* **WRITTEN EXERCISE**
Go through the entries below and copy each line containing the word "label".
▬▬▬
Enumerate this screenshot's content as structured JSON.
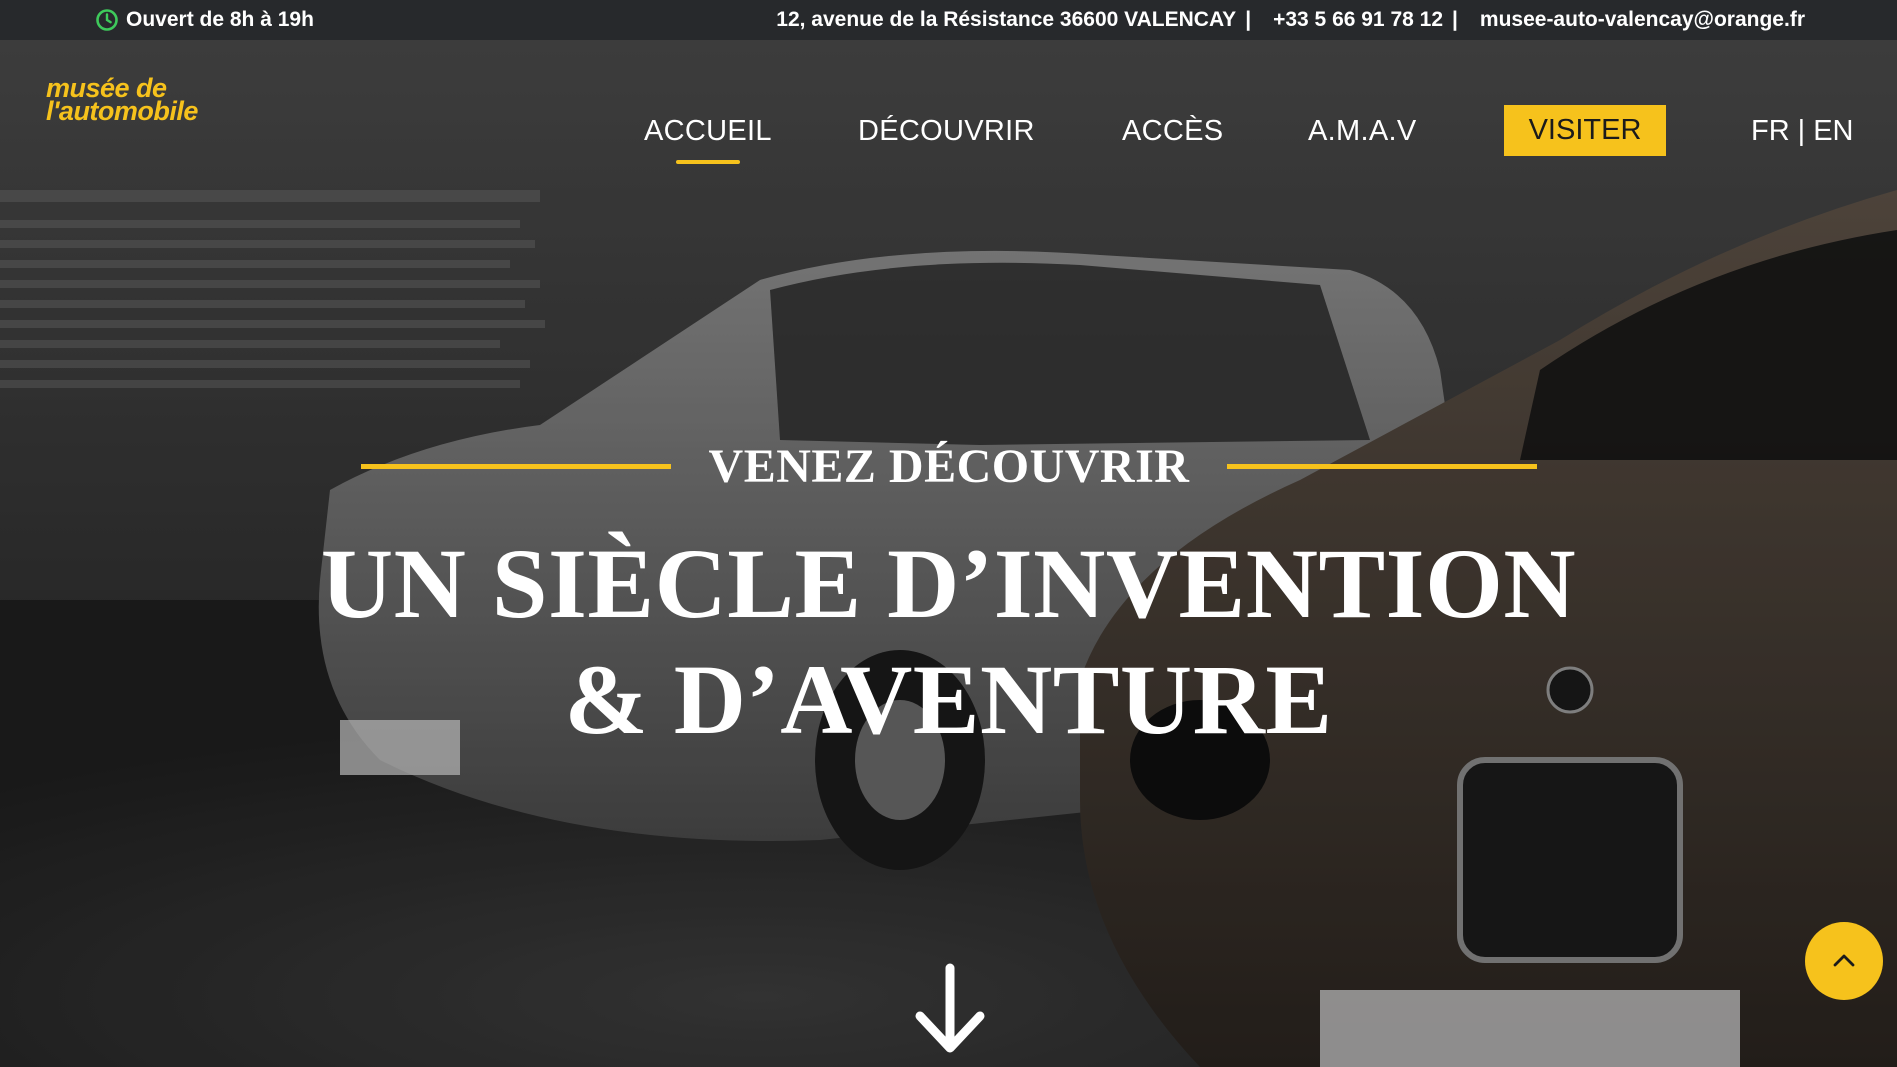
{
  "topbar": {
    "hours": "Ouvert de 8h à 19h",
    "address": "12, avenue de la Résistance 36600 VALENCAY",
    "phone": "+33 5 66 91 78 12",
    "email": "musee-auto-valencay@orange.fr",
    "separator": "|",
    "icon": "clock-icon",
    "icon_color": "#3ec95b"
  },
  "logo": {
    "line1": "musée de",
    "line2": "l'automobile",
    "color": "#f6c21c"
  },
  "nav": {
    "items": [
      {
        "label": "ACCUEIL",
        "active": true
      },
      {
        "label": "DÉCOUVRIR"
      },
      {
        "label": "ACCÈS"
      },
      {
        "label": "A.M.A.V"
      }
    ],
    "cta": "VISITER",
    "lang_fr": "FR",
    "lang_sep": "|",
    "lang_en": "EN"
  },
  "hero": {
    "kicker": "VENEZ DÉCOUVRIR",
    "title_line1": "UN SIÈCLE D’INVENTION",
    "title_line2": "& D’AVENTURE",
    "scroll_icon": "arrow-down-icon",
    "background": "museum-cars-photo"
  },
  "back_to_top": {
    "icon": "chevron-up-icon"
  },
  "colors": {
    "accent": "#f6c21c",
    "topbar_bg": "#27292c",
    "text": "#ffffff"
  }
}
▬▬▬
* **RESPONSE FOR THIS EXERCISE**
        "label": "ACCUEIL",
        "label": "DÉCOUVRIR"
        "label": "ACCÈS"
        "label": "A.M.A.V"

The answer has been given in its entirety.